• **Directions**:
State the number of lines that hold the string "Effectiveness", with nothing added.

start Data to process

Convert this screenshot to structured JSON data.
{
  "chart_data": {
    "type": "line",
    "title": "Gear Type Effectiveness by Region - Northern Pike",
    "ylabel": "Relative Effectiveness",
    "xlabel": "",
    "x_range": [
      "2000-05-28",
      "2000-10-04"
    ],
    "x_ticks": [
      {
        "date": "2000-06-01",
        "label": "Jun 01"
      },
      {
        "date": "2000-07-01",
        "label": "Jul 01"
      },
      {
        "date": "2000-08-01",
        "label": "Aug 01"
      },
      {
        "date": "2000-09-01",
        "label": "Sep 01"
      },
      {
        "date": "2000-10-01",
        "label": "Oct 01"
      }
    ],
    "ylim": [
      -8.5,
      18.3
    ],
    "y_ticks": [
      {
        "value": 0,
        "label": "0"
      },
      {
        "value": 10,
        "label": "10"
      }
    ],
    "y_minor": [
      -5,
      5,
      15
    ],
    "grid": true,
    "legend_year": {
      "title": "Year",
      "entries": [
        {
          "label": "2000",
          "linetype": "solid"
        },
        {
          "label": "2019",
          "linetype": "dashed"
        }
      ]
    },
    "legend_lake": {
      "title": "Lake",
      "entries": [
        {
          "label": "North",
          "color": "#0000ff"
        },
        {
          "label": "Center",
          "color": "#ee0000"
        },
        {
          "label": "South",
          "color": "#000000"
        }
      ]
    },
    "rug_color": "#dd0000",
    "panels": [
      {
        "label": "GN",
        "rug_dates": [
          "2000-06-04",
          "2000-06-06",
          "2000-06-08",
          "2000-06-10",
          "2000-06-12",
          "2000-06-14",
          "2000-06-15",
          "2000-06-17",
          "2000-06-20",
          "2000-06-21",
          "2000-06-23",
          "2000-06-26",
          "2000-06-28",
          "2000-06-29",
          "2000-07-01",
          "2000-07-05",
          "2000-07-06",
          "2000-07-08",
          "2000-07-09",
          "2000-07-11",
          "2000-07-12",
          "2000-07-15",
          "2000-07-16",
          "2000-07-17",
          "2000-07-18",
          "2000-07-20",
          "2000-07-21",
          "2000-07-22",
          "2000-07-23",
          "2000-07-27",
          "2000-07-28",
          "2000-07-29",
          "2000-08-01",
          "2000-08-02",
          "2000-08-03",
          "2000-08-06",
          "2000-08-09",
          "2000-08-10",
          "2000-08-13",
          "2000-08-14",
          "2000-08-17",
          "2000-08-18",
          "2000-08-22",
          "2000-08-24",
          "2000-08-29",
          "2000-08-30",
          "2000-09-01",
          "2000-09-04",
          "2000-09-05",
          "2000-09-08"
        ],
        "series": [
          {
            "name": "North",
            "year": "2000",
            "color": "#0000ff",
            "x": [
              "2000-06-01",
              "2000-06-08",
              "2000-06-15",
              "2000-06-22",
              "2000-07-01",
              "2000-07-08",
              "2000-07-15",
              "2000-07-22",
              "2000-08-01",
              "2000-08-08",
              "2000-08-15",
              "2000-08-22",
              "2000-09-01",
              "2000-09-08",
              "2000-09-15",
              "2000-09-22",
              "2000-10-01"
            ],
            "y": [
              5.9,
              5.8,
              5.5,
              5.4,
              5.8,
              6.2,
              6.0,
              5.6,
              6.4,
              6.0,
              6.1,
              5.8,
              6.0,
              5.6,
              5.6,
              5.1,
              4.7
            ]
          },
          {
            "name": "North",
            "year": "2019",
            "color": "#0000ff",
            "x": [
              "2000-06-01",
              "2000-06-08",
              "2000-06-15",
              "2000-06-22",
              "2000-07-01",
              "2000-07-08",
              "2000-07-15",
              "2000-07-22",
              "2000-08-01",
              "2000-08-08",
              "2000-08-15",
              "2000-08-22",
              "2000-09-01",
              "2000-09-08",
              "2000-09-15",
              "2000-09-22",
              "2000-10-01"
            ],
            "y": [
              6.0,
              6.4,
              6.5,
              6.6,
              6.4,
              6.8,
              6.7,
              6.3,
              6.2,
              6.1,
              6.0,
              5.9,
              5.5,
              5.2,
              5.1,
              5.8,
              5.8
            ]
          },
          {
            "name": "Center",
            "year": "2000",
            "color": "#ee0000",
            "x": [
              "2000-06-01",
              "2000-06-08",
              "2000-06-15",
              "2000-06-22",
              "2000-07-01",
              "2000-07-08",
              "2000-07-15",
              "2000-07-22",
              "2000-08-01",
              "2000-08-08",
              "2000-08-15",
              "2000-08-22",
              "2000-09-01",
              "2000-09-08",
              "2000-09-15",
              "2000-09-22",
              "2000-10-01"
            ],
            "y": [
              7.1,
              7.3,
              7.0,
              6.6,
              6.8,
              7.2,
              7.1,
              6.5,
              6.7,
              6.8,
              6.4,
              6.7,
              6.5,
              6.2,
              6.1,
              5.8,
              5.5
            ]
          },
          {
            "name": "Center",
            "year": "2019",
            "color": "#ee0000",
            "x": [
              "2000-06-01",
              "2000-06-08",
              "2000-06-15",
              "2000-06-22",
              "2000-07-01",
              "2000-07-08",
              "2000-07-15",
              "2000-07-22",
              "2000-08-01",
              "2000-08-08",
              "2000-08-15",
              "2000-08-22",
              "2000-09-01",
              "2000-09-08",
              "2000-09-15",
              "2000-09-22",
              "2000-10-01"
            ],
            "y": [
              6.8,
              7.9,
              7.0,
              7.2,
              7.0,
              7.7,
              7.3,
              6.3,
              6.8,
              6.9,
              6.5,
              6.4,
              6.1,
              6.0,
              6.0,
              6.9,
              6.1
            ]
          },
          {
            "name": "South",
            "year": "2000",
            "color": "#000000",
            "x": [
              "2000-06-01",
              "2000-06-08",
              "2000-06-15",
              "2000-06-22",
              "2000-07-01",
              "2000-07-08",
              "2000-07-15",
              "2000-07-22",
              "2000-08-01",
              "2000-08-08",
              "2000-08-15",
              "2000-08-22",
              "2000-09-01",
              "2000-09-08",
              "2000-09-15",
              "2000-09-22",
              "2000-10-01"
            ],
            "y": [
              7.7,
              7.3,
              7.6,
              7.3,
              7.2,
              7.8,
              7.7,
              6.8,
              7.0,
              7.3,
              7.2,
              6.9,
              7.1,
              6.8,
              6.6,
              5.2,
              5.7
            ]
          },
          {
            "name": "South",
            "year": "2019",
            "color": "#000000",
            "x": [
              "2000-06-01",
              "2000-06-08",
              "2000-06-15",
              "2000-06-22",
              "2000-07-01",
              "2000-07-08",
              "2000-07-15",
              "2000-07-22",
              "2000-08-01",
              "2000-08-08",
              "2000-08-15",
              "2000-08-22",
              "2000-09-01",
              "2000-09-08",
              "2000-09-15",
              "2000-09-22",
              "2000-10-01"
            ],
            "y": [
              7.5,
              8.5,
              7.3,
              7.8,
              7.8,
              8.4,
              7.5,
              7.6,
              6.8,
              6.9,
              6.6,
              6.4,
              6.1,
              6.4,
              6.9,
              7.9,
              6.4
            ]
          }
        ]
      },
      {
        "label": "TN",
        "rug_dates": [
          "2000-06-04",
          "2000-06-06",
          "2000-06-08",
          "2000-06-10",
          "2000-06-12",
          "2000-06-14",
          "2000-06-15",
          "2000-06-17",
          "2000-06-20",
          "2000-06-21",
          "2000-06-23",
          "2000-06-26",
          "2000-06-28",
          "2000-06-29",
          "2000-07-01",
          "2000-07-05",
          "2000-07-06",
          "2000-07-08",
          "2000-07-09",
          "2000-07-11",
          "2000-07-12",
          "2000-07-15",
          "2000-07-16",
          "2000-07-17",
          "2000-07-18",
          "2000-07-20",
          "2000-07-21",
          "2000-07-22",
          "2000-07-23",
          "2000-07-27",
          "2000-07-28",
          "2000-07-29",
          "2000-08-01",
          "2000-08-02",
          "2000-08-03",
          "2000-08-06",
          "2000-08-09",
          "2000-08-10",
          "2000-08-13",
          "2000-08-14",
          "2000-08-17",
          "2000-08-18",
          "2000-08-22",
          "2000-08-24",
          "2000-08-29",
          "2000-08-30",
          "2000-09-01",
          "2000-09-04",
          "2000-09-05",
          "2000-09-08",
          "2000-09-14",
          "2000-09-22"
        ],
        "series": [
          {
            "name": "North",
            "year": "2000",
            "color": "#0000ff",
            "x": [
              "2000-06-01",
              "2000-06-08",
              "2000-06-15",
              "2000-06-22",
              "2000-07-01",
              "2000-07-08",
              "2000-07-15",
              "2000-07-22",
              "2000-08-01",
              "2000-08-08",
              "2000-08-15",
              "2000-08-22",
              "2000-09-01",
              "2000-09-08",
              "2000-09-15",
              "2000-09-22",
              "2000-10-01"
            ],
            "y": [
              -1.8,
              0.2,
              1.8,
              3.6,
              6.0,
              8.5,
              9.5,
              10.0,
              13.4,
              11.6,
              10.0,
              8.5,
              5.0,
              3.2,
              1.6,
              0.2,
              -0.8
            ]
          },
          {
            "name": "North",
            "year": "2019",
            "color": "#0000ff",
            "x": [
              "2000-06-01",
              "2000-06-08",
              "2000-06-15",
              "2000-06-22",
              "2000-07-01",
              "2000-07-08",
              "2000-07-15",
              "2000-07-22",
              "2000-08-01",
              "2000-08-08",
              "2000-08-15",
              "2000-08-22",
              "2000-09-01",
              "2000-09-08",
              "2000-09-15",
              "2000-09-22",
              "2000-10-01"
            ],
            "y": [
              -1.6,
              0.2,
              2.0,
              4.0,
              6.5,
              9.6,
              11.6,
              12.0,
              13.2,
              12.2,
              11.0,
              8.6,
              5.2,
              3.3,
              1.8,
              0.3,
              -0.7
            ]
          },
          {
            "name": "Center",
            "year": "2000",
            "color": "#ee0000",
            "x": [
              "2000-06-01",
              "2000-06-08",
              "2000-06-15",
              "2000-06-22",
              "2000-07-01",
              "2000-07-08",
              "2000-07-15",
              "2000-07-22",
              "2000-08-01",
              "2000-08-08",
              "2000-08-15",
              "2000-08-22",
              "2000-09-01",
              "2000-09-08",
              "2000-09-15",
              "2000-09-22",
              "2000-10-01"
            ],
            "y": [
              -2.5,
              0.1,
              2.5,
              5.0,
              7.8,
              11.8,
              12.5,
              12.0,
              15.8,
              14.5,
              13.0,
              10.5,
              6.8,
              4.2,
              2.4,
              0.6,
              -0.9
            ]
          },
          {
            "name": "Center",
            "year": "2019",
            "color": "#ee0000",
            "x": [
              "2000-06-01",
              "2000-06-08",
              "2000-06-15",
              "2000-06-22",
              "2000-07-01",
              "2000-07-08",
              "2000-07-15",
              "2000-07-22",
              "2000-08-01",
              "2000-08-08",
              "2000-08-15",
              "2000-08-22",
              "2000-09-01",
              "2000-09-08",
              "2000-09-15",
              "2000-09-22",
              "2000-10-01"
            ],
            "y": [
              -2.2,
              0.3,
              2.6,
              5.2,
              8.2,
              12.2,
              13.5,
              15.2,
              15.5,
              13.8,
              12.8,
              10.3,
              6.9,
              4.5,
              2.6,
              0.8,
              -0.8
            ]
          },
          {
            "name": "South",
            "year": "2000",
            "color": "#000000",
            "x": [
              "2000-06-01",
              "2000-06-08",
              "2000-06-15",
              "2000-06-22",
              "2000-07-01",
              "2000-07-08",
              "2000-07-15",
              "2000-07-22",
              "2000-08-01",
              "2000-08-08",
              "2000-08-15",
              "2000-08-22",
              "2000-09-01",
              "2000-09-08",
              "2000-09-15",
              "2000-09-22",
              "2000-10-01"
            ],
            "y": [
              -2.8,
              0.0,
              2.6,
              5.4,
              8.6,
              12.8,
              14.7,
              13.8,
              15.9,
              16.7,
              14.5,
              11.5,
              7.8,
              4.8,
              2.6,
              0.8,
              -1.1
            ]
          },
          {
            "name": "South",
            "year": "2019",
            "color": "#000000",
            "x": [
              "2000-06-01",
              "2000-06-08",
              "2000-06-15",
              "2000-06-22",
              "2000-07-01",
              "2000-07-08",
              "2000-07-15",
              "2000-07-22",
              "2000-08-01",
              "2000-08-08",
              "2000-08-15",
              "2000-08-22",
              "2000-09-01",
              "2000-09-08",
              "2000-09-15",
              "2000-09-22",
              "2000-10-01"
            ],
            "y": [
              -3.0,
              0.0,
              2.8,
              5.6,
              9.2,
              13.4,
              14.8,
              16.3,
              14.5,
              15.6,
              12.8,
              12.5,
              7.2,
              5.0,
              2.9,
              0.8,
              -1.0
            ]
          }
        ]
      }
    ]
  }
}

end Data to process

• **Completed task**:
2